Saved entries
[Begin]

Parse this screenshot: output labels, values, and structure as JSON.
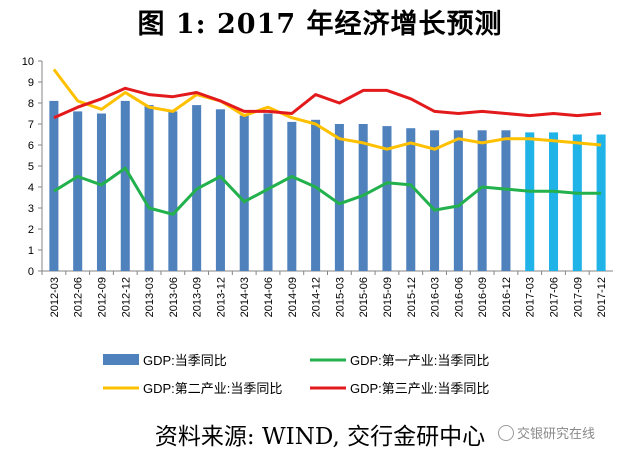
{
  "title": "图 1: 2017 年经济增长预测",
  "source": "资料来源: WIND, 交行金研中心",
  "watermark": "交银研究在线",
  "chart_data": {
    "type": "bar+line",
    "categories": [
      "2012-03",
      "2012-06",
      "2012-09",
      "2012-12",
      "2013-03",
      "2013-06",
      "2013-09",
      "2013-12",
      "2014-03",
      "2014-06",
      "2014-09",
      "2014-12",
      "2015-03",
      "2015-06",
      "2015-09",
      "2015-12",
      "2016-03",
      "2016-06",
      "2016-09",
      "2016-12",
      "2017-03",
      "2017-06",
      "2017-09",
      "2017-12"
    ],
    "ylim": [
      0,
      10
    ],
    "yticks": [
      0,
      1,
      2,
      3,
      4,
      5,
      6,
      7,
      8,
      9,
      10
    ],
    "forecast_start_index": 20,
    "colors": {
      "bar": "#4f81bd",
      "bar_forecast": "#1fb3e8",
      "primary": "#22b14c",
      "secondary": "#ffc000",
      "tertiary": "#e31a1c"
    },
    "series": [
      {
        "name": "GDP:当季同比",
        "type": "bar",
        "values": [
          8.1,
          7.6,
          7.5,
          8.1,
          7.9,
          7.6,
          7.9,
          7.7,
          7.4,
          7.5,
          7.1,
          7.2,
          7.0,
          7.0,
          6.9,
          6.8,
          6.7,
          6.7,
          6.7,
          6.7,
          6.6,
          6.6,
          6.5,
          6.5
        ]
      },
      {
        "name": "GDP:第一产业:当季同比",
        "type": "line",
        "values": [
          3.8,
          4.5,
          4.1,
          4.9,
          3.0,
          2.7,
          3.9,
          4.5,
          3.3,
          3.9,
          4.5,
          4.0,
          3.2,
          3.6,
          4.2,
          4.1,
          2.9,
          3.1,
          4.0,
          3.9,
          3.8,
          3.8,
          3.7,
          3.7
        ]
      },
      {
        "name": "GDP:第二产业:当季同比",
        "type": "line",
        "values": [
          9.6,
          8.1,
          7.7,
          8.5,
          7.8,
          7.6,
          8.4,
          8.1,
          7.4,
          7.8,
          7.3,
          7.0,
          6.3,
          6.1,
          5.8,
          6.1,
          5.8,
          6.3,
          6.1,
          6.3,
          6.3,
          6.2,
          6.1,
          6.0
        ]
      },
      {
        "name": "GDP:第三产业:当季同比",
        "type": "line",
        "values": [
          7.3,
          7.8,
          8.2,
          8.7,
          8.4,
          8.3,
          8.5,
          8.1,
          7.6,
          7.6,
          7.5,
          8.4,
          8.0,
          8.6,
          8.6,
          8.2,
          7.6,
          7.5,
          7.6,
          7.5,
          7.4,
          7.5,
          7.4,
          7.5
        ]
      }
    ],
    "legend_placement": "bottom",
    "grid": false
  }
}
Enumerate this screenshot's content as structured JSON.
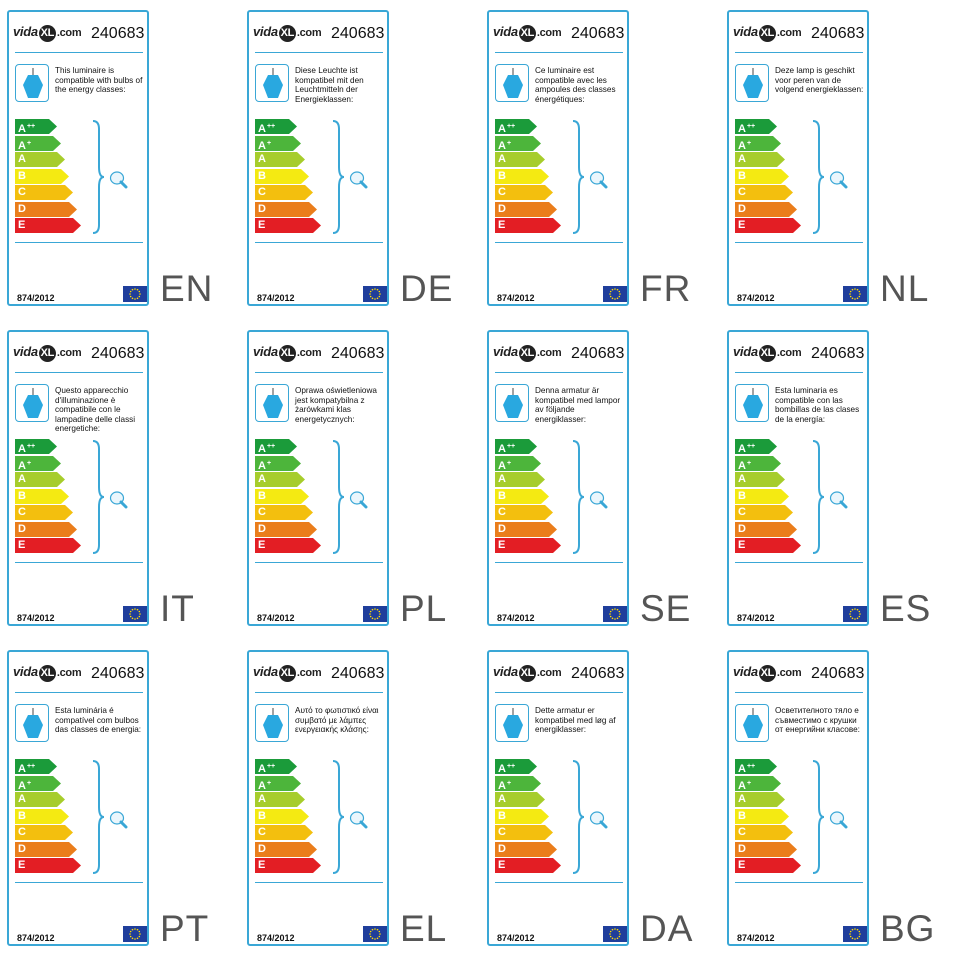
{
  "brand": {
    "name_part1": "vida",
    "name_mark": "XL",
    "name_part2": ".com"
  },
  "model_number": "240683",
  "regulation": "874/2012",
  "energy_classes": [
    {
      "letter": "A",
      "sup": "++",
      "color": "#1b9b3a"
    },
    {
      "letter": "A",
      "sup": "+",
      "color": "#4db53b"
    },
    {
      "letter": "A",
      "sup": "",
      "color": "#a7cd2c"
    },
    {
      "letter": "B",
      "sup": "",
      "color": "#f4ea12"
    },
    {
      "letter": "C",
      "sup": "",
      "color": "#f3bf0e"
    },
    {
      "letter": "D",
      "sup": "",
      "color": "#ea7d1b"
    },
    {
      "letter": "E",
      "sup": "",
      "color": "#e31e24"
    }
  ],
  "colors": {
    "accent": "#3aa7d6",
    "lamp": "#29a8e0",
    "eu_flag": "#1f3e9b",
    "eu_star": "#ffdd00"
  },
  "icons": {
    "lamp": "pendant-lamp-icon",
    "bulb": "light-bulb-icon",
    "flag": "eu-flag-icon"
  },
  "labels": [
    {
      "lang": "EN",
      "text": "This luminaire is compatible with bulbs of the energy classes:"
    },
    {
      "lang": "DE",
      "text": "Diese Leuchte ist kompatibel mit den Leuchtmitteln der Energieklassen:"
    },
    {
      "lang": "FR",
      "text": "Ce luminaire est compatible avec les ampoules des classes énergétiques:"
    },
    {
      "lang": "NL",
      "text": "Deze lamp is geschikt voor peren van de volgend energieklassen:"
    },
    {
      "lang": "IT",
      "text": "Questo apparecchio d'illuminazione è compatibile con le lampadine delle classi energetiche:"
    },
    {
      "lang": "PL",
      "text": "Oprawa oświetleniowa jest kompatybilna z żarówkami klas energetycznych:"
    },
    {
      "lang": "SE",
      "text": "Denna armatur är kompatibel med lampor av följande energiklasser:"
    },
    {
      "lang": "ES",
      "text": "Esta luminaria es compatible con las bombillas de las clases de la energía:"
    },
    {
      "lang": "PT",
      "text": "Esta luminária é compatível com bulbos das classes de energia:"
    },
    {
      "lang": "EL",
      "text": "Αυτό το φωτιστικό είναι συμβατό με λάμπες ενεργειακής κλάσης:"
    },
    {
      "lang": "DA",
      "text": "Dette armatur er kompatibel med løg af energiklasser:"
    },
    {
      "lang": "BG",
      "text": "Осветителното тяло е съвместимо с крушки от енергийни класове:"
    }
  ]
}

[End]

Direction
Reproduce the full material exactly, excluding the pictures.

Exercise answer
Parse this screenshot: output labels, values, and structure as JSON.
{
  "title": "图 1: 2017 年经济增长预测",
  "source": "资料来源: WIND, 交行金研中心",
  "watermark": "交银研究在线",
  "chart_data": {
    "type": "bar+line",
    "categories": [
      "2012-03",
      "2012-06",
      "2012-09",
      "2012-12",
      "2013-03",
      "2013-06",
      "2013-09",
      "2013-12",
      "2014-03",
      "2014-06",
      "2014-09",
      "2014-12",
      "2015-03",
      "2015-06",
      "2015-09",
      "2015-12",
      "2016-03",
      "2016-06",
      "2016-09",
      "2016-12",
      "2017-03",
      "2017-06",
      "2017-09",
      "2017-12"
    ],
    "ylim": [
      0,
      10
    ],
    "yticks": [
      0,
      1,
      2,
      3,
      4,
      5,
      6,
      7,
      8,
      9,
      10
    ],
    "forecast_start_index": 20,
    "colors": {
      "bar": "#4f81bd",
      "bar_forecast": "#1fb3e8",
      "primary": "#22b14c",
      "secondary": "#ffc000",
      "tertiary": "#e31a1c"
    },
    "series": [
      {
        "name": "GDP:当季同比",
        "type": "bar",
        "values": [
          8.1,
          7.6,
          7.5,
          8.1,
          7.9,
          7.6,
          7.9,
          7.7,
          7.4,
          7.5,
          7.1,
          7.2,
          7.0,
          7.0,
          6.9,
          6.8,
          6.7,
          6.7,
          6.7,
          6.7,
          6.6,
          6.6,
          6.5,
          6.5
        ]
      },
      {
        "name": "GDP:第一产业:当季同比",
        "type": "line",
        "values": [
          3.8,
          4.5,
          4.1,
          4.9,
          3.0,
          2.7,
          3.9,
          4.5,
          3.3,
          3.9,
          4.5,
          4.0,
          3.2,
          3.6,
          4.2,
          4.1,
          2.9,
          3.1,
          4.0,
          3.9,
          3.8,
          3.8,
          3.7,
          3.7
        ]
      },
      {
        "name": "GDP:第二产业:当季同比",
        "type": "line",
        "values": [
          9.6,
          8.1,
          7.7,
          8.5,
          7.8,
          7.6,
          8.4,
          8.1,
          7.4,
          7.8,
          7.3,
          7.0,
          6.3,
          6.1,
          5.8,
          6.1,
          5.8,
          6.3,
          6.1,
          6.3,
          6.3,
          6.2,
          6.1,
          6.0
        ]
      },
      {
        "name": "GDP:第三产业:当季同比",
        "type": "line",
        "values": [
          7.3,
          7.8,
          8.2,
          8.7,
          8.4,
          8.3,
          8.5,
          8.1,
          7.6,
          7.6,
          7.5,
          8.4,
          8.0,
          8.6,
          8.6,
          8.2,
          7.6,
          7.5,
          7.6,
          7.5,
          7.4,
          7.5,
          7.4,
          7.5
        ]
      }
    ],
    "legend_placement": "bottom",
    "grid": false
  }
}
Enumerate this screenshot's content as structured JSON.
{
  "brand": {
    "name_part1": "vida",
    "name_mark": "XL",
    "name_part2": ".com"
  },
  "model_number": "240683",
  "regulation": "874/2012",
  "energy_classes": [
    {
      "letter": "A",
      "sup": "++",
      "color": "#1b9b3a"
    },
    {
      "letter": "A",
      "sup": "+",
      "color": "#4db53b"
    },
    {
      "letter": "A",
      "sup": "",
      "color": "#a7cd2c"
    },
    {
      "letter": "B",
      "sup": "",
      "color": "#f4ea12"
    },
    {
      "letter": "C",
      "sup": "",
      "color": "#f3bf0e"
    },
    {
      "letter": "D",
      "sup": "",
      "color": "#ea7d1b"
    },
    {
      "letter": "E",
      "sup": "",
      "color": "#e31e24"
    }
  ],
  "colors": {
    "accent": "#3aa7d6",
    "lamp": "#29a8e0",
    "eu_flag": "#1f3e9b",
    "eu_star": "#ffdd00"
  },
  "icons": {
    "lamp": "pendant-lamp-icon",
    "bulb": "light-bulb-icon",
    "flag": "eu-flag-icon"
  },
  "labels": [
    {
      "lang": "EN",
      "text": "This luminaire is compatible with bulbs of the energy classes:"
    },
    {
      "lang": "DE",
      "text": "Diese Leuchte ist kompatibel mit den Leuchtmitteln der Energieklassen:"
    },
    {
      "lang": "FR",
      "text": "Ce luminaire est compatible avec les ampoules des classes énergétiques:"
    },
    {
      "lang": "NL",
      "text": "Deze lamp is geschikt voor peren van de volgend energieklassen:"
    },
    {
      "lang": "IT",
      "text": "Questo apparecchio d'illuminazione è compatibile con le lampadine delle classi energetiche:"
    },
    {
      "lang": "PL",
      "text": "Oprawa oświetleniowa jest kompatybilna z żarówkami klas energetycznych:"
    },
    {
      "lang": "SE",
      "text": "Denna armatur är kompatibel med lampor av följande energiklasser:"
    },
    {
      "lang": "ES",
      "text": "Esta luminaria es compatible con las bombillas de las clases de la energía:"
    },
    {
      "lang": "PT",
      "text": "Esta luminária é compatível com bulbos das classes de energia:"
    },
    {
      "lang": "EL",
      "text": "Αυτό το φωτιστικό είναι συμβατό με λάμπες ενεργειακής κλάσης:"
    },
    {
      "lang": "DA",
      "text": "Dette armatur er kompatibel med løg af energiklasser:"
    },
    {
      "lang": "BG",
      "text": "Осветителното тяло е съвместимо с крушки от енергийни класове:"
    }
  ]
}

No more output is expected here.